## REQUIRED WORK
Where the word "интерфейсы" occurs in a line, return that line.
━━━ INPUT RECORDS ━━━
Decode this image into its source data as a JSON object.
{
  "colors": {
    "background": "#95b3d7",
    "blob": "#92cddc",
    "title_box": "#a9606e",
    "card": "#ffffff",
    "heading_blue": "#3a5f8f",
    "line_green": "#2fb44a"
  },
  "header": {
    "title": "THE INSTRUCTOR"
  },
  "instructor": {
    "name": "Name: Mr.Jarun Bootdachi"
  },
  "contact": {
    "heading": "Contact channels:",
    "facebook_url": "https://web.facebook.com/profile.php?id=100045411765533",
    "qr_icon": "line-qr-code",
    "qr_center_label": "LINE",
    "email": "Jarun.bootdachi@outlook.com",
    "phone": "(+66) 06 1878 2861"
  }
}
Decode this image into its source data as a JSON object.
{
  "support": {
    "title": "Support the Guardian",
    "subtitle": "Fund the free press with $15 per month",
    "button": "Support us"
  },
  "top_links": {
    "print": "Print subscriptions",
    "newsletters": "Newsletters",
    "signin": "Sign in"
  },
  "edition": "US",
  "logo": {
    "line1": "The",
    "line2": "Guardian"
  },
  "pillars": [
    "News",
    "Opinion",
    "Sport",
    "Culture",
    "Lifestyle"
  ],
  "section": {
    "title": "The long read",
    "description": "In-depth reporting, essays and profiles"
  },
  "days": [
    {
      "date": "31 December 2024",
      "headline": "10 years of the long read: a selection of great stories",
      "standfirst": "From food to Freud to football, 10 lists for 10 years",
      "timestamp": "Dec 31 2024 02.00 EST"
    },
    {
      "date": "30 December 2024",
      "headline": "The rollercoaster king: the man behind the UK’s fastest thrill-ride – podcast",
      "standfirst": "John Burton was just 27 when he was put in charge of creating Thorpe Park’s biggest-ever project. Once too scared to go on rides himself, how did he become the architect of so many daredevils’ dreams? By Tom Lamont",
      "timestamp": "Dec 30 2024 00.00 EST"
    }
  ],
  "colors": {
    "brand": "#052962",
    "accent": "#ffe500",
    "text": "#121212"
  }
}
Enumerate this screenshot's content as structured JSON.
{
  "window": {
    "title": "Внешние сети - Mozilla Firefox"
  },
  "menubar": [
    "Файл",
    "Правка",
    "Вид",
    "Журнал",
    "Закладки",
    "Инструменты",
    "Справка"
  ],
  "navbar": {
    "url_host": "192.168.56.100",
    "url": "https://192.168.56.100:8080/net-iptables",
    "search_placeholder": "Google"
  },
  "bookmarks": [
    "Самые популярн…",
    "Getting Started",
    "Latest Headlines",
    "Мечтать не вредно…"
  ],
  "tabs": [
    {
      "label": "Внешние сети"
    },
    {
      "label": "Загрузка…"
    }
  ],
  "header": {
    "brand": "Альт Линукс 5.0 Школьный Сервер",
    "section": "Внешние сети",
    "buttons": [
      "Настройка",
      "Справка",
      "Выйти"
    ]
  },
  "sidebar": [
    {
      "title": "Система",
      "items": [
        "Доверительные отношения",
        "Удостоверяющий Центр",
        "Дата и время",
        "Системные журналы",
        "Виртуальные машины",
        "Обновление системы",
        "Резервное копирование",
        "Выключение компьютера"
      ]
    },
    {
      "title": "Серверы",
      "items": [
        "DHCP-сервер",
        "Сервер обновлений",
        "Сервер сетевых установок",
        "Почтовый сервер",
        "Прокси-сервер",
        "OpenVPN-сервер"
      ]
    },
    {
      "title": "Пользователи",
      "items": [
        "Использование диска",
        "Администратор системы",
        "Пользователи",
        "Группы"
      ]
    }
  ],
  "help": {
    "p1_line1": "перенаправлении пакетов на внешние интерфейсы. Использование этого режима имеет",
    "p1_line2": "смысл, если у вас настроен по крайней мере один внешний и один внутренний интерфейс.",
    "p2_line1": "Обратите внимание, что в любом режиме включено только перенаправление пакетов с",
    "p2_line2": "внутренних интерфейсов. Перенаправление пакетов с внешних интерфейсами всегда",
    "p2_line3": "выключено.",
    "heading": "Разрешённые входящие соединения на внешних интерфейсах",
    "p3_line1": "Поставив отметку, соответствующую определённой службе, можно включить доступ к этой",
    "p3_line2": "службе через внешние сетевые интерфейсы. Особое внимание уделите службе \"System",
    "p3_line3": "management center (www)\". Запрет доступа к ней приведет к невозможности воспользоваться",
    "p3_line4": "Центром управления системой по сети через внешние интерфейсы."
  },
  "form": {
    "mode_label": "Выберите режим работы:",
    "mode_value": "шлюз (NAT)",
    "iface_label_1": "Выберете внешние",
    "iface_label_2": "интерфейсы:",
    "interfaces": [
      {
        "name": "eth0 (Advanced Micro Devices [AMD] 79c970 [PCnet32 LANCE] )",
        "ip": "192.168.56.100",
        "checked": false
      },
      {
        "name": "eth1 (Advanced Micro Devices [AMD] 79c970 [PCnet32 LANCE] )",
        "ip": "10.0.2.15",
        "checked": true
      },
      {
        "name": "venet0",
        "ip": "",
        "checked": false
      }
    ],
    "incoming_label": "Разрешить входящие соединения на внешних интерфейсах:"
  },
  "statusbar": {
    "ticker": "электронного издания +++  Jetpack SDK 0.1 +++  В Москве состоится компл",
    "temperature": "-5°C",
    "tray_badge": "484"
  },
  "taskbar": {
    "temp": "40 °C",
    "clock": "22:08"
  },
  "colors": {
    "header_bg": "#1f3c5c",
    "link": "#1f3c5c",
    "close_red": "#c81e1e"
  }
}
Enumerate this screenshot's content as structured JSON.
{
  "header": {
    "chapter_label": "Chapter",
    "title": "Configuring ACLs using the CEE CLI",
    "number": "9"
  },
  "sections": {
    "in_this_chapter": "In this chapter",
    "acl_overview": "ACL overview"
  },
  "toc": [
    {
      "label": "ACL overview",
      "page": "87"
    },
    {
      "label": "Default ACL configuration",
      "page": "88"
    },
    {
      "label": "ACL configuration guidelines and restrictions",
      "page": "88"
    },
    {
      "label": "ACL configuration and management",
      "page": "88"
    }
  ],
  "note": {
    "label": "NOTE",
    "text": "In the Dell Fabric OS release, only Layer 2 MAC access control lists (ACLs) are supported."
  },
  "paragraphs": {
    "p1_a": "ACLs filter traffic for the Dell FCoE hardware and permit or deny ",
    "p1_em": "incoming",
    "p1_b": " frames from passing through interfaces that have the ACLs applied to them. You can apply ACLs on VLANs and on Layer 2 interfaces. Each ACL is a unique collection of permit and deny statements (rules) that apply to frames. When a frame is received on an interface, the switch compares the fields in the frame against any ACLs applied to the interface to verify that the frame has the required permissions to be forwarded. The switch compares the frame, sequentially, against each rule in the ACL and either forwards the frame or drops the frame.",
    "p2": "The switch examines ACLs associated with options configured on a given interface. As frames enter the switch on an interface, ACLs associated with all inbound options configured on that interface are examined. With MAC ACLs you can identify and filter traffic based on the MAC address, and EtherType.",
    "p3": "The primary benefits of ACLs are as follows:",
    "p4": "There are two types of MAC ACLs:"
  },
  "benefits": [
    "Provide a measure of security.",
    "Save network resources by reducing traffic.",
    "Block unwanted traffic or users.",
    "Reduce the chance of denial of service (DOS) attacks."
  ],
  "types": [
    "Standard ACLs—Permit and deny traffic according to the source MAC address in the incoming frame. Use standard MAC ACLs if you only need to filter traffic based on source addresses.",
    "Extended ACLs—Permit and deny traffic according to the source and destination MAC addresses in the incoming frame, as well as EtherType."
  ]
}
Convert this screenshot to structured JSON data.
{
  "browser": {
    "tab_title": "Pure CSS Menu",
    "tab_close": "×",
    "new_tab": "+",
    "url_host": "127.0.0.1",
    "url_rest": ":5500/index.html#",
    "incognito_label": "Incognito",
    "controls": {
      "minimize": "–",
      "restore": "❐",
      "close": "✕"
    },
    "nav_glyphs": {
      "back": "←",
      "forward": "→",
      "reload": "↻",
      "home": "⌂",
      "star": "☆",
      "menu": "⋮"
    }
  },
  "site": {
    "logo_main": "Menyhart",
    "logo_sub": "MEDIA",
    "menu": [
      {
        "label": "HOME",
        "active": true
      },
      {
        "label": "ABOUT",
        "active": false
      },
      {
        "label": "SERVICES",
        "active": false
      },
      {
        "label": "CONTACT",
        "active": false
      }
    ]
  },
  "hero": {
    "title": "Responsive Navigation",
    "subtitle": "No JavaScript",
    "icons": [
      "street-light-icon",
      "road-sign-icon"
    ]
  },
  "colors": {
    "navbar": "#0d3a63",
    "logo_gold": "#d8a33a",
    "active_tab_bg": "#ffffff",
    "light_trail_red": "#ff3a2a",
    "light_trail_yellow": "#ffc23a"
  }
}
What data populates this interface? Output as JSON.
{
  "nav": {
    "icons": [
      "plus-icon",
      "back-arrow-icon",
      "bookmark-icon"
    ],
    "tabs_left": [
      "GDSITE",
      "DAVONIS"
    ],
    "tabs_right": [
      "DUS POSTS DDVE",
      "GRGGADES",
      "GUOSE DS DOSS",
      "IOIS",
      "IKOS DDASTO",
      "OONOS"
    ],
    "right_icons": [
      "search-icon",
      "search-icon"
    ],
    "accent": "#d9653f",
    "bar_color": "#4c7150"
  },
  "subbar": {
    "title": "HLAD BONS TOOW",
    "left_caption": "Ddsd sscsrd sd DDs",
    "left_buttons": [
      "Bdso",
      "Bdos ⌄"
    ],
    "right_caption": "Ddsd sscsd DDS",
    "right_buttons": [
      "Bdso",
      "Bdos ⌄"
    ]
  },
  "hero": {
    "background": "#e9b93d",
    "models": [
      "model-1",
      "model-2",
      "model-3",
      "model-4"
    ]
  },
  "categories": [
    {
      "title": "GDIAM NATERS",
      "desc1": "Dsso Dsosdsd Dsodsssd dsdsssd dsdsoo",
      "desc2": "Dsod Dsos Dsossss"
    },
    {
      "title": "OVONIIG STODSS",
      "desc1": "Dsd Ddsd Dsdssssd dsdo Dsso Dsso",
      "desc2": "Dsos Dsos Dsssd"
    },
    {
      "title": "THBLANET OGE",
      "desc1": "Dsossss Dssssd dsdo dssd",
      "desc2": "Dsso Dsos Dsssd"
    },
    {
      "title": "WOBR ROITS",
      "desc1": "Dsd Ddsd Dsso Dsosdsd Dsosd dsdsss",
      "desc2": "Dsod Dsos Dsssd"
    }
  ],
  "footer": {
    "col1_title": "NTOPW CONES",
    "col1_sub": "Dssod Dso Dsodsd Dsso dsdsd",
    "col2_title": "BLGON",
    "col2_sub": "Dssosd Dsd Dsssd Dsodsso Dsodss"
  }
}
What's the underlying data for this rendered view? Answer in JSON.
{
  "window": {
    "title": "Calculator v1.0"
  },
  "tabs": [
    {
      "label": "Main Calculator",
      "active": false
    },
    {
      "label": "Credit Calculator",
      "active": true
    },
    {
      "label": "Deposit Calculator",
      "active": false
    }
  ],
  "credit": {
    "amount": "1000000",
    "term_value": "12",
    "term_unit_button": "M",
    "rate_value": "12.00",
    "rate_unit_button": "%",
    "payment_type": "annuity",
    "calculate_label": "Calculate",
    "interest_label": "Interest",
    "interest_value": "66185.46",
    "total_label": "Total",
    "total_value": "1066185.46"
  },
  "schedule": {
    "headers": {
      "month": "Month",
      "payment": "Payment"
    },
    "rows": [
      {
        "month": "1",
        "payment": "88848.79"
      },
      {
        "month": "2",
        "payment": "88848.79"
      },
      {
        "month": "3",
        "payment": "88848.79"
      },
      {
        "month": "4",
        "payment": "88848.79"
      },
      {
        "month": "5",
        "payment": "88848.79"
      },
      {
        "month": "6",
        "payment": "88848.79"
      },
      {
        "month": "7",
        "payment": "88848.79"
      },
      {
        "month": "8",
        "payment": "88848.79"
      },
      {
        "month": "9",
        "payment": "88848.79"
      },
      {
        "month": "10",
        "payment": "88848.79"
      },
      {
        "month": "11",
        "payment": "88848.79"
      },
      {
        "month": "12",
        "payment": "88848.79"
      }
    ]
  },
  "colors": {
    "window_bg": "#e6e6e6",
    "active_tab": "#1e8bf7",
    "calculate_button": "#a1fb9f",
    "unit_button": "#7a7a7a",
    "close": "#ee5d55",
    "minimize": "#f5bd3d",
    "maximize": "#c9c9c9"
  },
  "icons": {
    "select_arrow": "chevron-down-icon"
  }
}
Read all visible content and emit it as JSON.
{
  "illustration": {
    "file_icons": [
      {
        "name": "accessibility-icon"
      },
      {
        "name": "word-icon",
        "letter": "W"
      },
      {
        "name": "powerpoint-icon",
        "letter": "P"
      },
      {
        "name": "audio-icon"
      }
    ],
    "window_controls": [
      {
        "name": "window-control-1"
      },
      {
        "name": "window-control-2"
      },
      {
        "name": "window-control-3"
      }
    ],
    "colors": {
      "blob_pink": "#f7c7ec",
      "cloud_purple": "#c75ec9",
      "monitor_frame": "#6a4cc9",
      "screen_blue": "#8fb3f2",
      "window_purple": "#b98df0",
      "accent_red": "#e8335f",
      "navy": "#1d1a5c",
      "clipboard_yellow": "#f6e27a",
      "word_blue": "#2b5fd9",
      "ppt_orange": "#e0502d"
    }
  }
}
━━━
## SOLUTION TO THE EXERCISE
    "p1_line1": "перенаправлении пакетов на внешние интерфейсы. Использование этого режима имеет",
    "p3_line2": "службе через внешние сетевые интерфейсы. Особое внимание уделите службе \"System",
    "p3_line4": "Центром управления системой по сети через внешние интерфейсы."
    "iface_label_2": "интерфейсы:",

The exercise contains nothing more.